— START —
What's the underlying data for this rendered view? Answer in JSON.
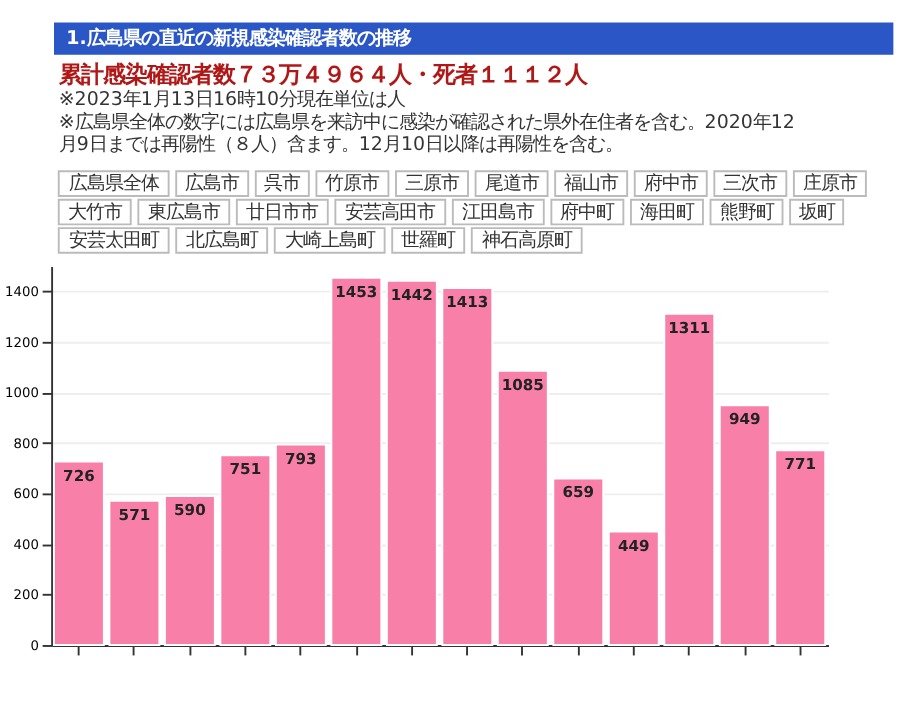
{
  "chart_data": {
    "type": "bar",
    "title": "1.広島県の直近の新規感染確認者数の推移",
    "subtitle": "累計感染確認者数７３万４９６４人・死者１１１２人",
    "annotations": [
      "※2023年1月13日16時10分現在単位は人",
      "※広島県全体の数字には広島県を来訪中に感染が確認された県外在住者を含む。2020年12月9日までは再陽性（８人）含ます。12月10日以降は再陽性を含む。",
      "広島県全体",
      "広島市",
      "呉市",
      "竹原市",
      "三原市",
      "尾道市",
      "福山市",
      "府中市",
      "三次市",
      "庄原市",
      "大竹市",
      "東広島市",
      "廿日市市",
      "安芸高田市",
      "江田島市",
      "府中町",
      "海田町",
      "熊野町",
      "坂町",
      "安芸太田町",
      "北広島町",
      "大崎上島町",
      "世羅町",
      "神石高原町"
    ],
    "categories": [
      null,
      null,
      null,
      null,
      null,
      null,
      null,
      null,
      null,
      null,
      null,
      null,
      null,
      null
    ],
    "values": [
      726,
      571,
      590,
      751,
      793,
      1453,
      1442,
      1413,
      1085,
      659,
      449,
      1311,
      949,
      771
    ],
    "color": "#f77fa8",
    "ylim": [
      0,
      1500
    ],
    "yticks": [
      0,
      200,
      400,
      600,
      800,
      1000,
      1200,
      1400
    ],
    "grid": "y",
    "data_labels": true,
    "tick_labels": "y"
  }
}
— END —
■ Work instructions
Repeat the entries exactly. Pictures are excluded from the copy.

■ Task response
What's the underlying data for this rendered view? Answer in JSON.
{
  "chart_data": {
    "type": "bar",
    "title": "1.広島県の直近の新規感染確認者数の推移",
    "subtitle": "累計感染確認者数７３万４９６４人・死者１１１２人",
    "annotations": [
      "※2023年1月13日16時10分現在単位は人",
      "※広島県全体の数字には広島県を来訪中に感染が確認された県外在住者を含む。2020年12月9日までは再陽性（８人）含ます。12月10日以降は再陽性を含む。",
      "広島県全体",
      "広島市",
      "呉市",
      "竹原市",
      "三原市",
      "尾道市",
      "福山市",
      "府中市",
      "三次市",
      "庄原市",
      "大竹市",
      "東広島市",
      "廿日市市",
      "安芸高田市",
      "江田島市",
      "府中町",
      "海田町",
      "熊野町",
      "坂町",
      "安芸太田町",
      "北広島町",
      "大崎上島町",
      "世羅町",
      "神石高原町"
    ],
    "categories": [
      null,
      null,
      null,
      null,
      null,
      null,
      null,
      null,
      null,
      null,
      null,
      null,
      null,
      null
    ],
    "values": [
      726,
      571,
      590,
      751,
      793,
      1453,
      1442,
      1413,
      1085,
      659,
      449,
      1311,
      949,
      771
    ],
    "color": "#f77fa8",
    "ylim": [
      0,
      1500
    ],
    "yticks": [
      0,
      200,
      400,
      600,
      800,
      1000,
      1200,
      1400
    ],
    "grid": "y",
    "data_labels": true,
    "tick_labels": "y"
  }
}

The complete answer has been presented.